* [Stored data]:
● ● ● ● ●

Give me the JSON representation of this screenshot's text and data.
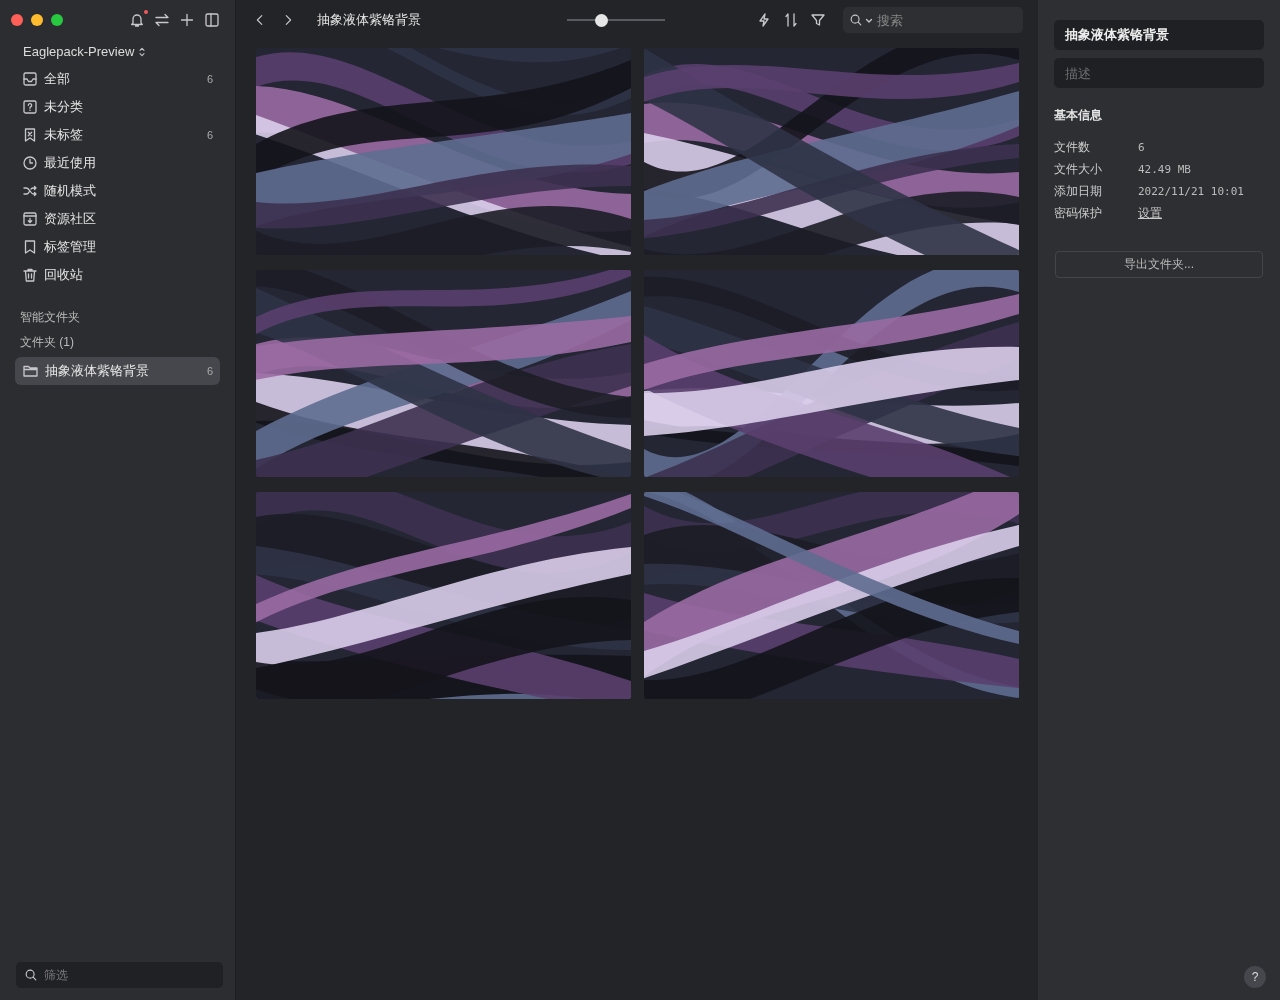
{
  "sidebar": {
    "notification": true,
    "workspace": "Eaglepack-Preview",
    "items": [
      {
        "kind": "all",
        "label": "全部",
        "count": "6",
        "selected": false
      },
      {
        "kind": "uncategorized",
        "label": "未分类",
        "selected": false
      },
      {
        "kind": "untagged",
        "label": "未标签",
        "count": "6",
        "selected": false
      },
      {
        "kind": "recent",
        "label": "最近使用",
        "selected": false
      },
      {
        "kind": "random",
        "label": "随机模式",
        "selected": false
      },
      {
        "kind": "community",
        "label": "资源社区",
        "selected": false
      },
      {
        "kind": "tags",
        "label": "标签管理",
        "selected": false
      },
      {
        "kind": "trash",
        "label": "回收站",
        "selected": false
      }
    ],
    "smart_folders_heading": "智能文件夹",
    "folders_heading": "文件夹 (1)",
    "folders": [
      {
        "label": "抽象液体紫铬背景",
        "count": "6",
        "selected": true
      }
    ],
    "filter": {
      "placeholder": "筛选"
    }
  },
  "toolbar": {
    "title": "抽象液体紫铬背景",
    "zoom_slider": {
      "level": 0.35
    },
    "search": {
      "placeholder": "搜索"
    }
  },
  "inspector": {
    "name": "抽象液体紫铬背景",
    "description": {
      "placeholder": "描述"
    },
    "heading": "基本信息",
    "rows": [
      {
        "label": "文件数",
        "value": "6",
        "kind": "text"
      },
      {
        "label": "文件大小",
        "value": "42.49 MB",
        "kind": "text"
      },
      {
        "label": "添加日期",
        "value": "2022/11/21 10:01",
        "kind": "text"
      },
      {
        "label": "密码保护",
        "value": "设置",
        "kind": "link"
      }
    ],
    "export_button": "导出文件夹...",
    "help": "?"
  }
}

● ● ● ● ●

* [GIVEN TASK]: List every line above containing the word "抽象液体紫铬背景".

* [WRITTEN ANSWER]:
        "label": "抽象液体紫铬背景",
    "title": "抽象液体紫铬背景",
    "name": "抽象液体紫铬背景",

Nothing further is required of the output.